Part of a data file
•••

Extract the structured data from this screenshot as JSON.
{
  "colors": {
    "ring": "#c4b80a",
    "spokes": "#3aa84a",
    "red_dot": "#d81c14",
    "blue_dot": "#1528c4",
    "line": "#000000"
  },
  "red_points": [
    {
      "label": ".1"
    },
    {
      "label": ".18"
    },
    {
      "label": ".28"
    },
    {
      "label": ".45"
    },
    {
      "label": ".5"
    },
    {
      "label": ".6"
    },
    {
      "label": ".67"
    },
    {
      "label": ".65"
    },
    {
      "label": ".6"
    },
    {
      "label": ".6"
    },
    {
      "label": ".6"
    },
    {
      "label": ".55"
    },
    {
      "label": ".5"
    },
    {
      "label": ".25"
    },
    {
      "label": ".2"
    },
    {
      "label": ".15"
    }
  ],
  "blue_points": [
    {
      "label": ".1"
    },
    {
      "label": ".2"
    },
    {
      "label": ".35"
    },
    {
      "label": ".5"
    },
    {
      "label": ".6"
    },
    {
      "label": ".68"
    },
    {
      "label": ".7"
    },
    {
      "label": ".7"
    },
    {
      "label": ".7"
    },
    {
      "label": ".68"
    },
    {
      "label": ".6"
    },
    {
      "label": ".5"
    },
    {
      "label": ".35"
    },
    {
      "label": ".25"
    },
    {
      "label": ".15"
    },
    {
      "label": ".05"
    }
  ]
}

•••

> _TO BE DONE_: Set down every line of the listing above again, exactly as given.

> _REPLY TO THE TASK_:
Extract the structured data from this screenshot as JSON.
{
  "colors": {
    "ring": "#c4b80a",
    "spokes": "#3aa84a",
    "red_dot": "#d81c14",
    "blue_dot": "#1528c4",
    "line": "#000000"
  },
  "red_points": [
    {
      "label": ".1"
    },
    {
      "label": ".18"
    },
    {
      "label": ".28"
    },
    {
      "label": ".45"
    },
    {
      "label": ".5"
    },
    {
      "label": ".6"
    },
    {
      "label": ".67"
    },
    {
      "label": ".65"
    },
    {
      "label": ".6"
    },
    {
      "label": ".6"
    },
    {
      "label": ".6"
    },
    {
      "label": ".55"
    },
    {
      "label": ".5"
    },
    {
      "label": ".25"
    },
    {
      "label": ".2"
    },
    {
      "label": ".15"
    }
  ],
  "blue_points": [
    {
      "label": ".1"
    },
    {
      "label": ".2"
    },
    {
      "label": ".35"
    },
    {
      "label": ".5"
    },
    {
      "label": ".6"
    },
    {
      "label": ".68"
    },
    {
      "label": ".7"
    },
    {
      "label": ".7"
    },
    {
      "label": ".7"
    },
    {
      "label": ".68"
    },
    {
      "label": ".6"
    },
    {
      "label": ".5"
    },
    {
      "label": ".35"
    },
    {
      "label": ".25"
    },
    {
      "label": ".15"
    },
    {
      "label": ".05"
    }
  ]
}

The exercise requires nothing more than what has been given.